▶ _Written task_
Pull out every line below containing the word "JSON".

[Stored data]
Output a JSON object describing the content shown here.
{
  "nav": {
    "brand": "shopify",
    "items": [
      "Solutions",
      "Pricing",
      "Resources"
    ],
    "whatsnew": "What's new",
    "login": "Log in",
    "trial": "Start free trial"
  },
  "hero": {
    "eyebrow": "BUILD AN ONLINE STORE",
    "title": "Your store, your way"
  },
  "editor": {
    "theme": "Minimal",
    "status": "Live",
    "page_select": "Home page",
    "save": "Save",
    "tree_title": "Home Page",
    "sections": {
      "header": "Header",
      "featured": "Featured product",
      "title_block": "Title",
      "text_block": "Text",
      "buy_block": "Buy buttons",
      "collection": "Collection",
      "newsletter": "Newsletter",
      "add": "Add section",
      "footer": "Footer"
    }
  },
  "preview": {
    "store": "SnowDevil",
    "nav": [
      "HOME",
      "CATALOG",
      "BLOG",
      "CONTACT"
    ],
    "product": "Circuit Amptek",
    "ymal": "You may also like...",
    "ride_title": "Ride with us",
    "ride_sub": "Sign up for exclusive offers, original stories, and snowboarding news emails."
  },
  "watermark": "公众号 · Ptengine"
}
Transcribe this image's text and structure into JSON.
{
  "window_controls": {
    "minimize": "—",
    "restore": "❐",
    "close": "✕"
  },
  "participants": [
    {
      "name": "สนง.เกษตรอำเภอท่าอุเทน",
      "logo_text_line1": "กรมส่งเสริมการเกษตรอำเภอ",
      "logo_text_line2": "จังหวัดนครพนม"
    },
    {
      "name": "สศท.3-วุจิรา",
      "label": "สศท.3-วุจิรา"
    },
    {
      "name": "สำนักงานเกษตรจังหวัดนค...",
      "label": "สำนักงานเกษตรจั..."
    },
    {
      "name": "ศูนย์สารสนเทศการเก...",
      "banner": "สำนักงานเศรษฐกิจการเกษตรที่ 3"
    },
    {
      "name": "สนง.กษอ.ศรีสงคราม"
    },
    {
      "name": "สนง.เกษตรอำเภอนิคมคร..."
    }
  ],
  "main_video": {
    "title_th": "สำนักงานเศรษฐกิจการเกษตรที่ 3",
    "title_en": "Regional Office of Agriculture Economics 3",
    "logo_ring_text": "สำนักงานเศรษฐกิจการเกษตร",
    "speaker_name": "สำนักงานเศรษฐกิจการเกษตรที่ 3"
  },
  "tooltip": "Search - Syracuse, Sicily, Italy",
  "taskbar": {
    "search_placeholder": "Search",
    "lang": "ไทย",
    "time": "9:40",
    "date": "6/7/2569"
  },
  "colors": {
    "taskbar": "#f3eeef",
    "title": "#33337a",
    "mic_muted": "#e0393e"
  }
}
* * *
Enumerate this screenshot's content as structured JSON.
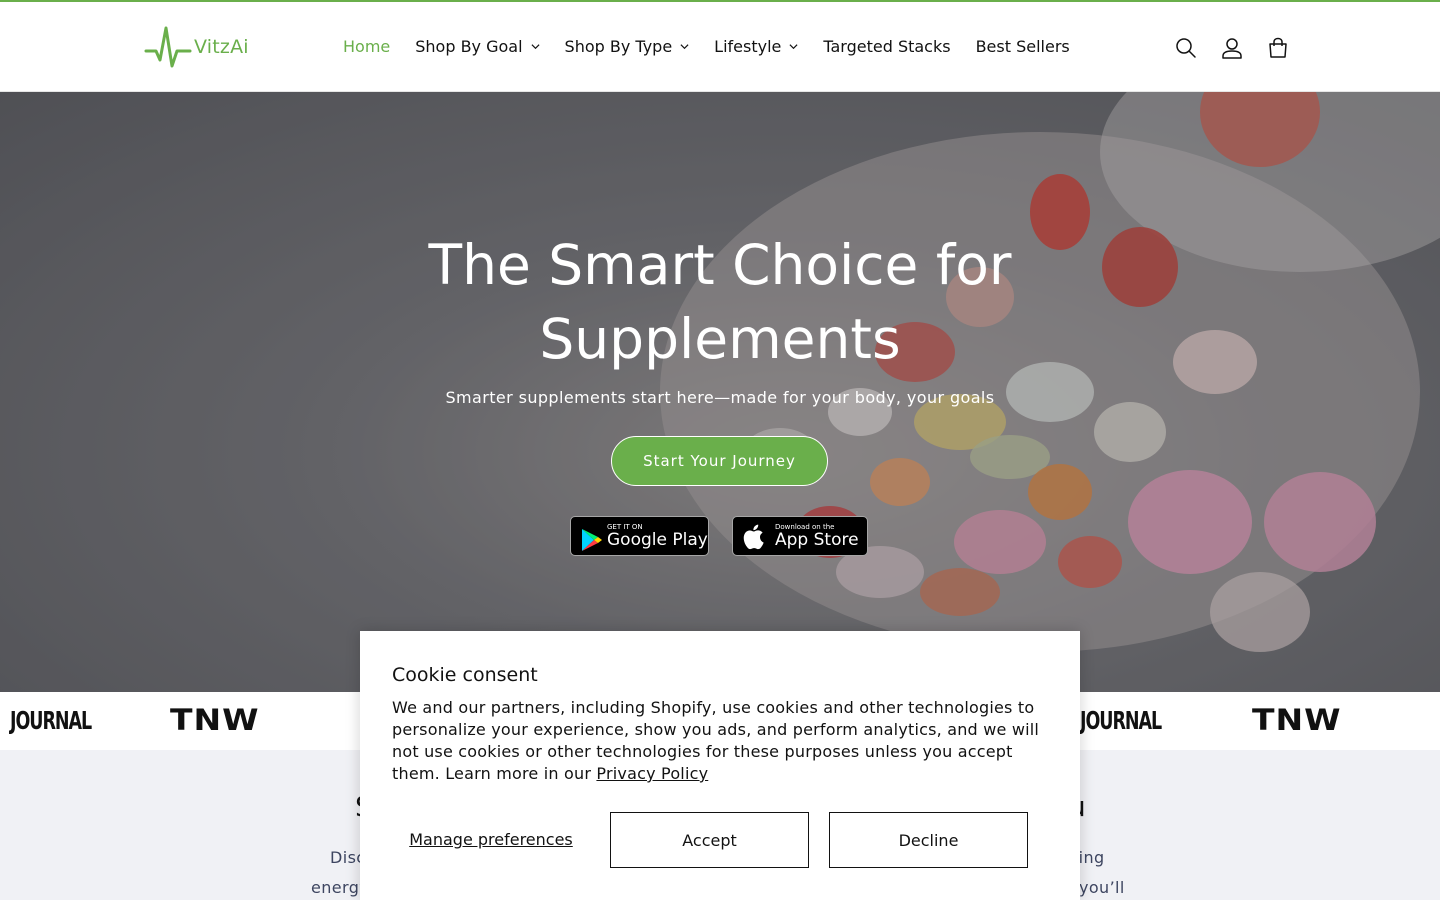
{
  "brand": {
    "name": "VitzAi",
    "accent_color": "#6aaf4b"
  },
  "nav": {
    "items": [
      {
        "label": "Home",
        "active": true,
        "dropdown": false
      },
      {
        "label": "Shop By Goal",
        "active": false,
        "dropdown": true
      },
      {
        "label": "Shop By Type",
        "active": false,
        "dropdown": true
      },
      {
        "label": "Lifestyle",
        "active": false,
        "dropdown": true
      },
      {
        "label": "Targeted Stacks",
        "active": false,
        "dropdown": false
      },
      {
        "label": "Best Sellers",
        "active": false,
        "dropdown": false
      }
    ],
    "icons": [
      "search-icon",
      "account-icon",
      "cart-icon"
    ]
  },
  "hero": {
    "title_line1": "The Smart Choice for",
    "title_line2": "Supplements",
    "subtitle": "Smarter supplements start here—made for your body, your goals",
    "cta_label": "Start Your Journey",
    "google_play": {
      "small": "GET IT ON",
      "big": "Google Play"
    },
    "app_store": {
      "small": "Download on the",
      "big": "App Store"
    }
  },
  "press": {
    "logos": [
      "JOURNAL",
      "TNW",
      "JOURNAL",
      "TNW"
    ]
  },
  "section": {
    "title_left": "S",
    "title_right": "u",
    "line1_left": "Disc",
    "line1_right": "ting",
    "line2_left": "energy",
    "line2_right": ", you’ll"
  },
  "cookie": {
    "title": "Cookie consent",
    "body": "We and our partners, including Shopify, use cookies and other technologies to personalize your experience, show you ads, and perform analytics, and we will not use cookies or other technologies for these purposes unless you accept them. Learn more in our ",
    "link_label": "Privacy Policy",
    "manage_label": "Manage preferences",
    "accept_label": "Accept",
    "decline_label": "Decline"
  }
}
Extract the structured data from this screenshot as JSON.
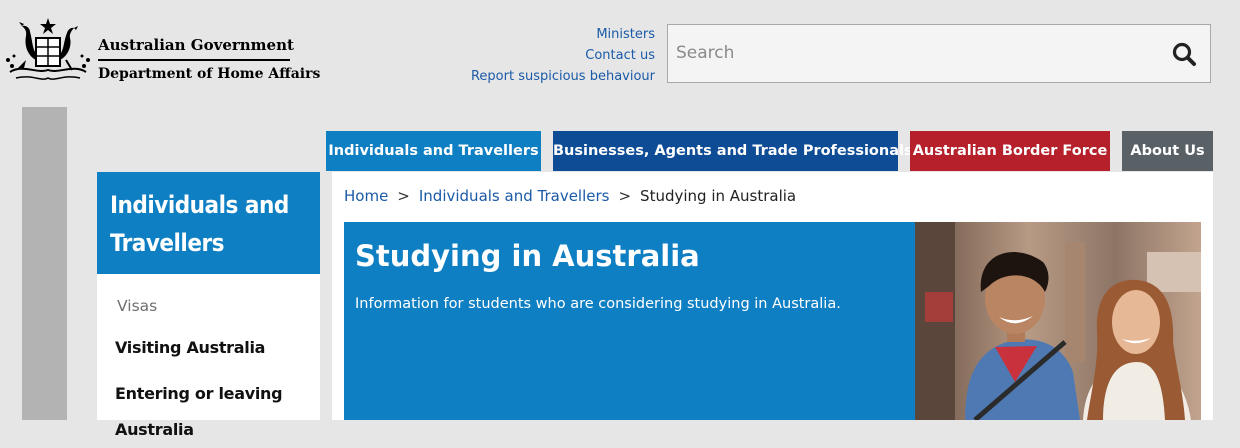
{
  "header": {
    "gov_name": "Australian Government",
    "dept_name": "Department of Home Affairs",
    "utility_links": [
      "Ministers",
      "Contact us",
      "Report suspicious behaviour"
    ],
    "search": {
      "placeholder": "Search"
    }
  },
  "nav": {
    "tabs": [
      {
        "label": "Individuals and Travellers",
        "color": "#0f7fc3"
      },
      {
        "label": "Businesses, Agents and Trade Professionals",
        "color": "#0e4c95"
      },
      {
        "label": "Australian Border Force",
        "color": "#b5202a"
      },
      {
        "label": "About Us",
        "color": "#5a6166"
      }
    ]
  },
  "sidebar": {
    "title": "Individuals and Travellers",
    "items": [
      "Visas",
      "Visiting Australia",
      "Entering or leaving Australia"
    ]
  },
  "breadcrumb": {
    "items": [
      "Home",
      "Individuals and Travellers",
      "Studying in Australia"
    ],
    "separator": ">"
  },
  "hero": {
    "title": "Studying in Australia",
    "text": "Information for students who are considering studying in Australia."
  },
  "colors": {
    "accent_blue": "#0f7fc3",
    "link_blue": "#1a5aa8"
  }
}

▶ _Task result_
Output a JSON object describing the content shown here.
Transcribe this image's text and structure into JSON.
Enumerate this screenshot's content as structured JSON.
Extract the structured data from this screenshot as JSON.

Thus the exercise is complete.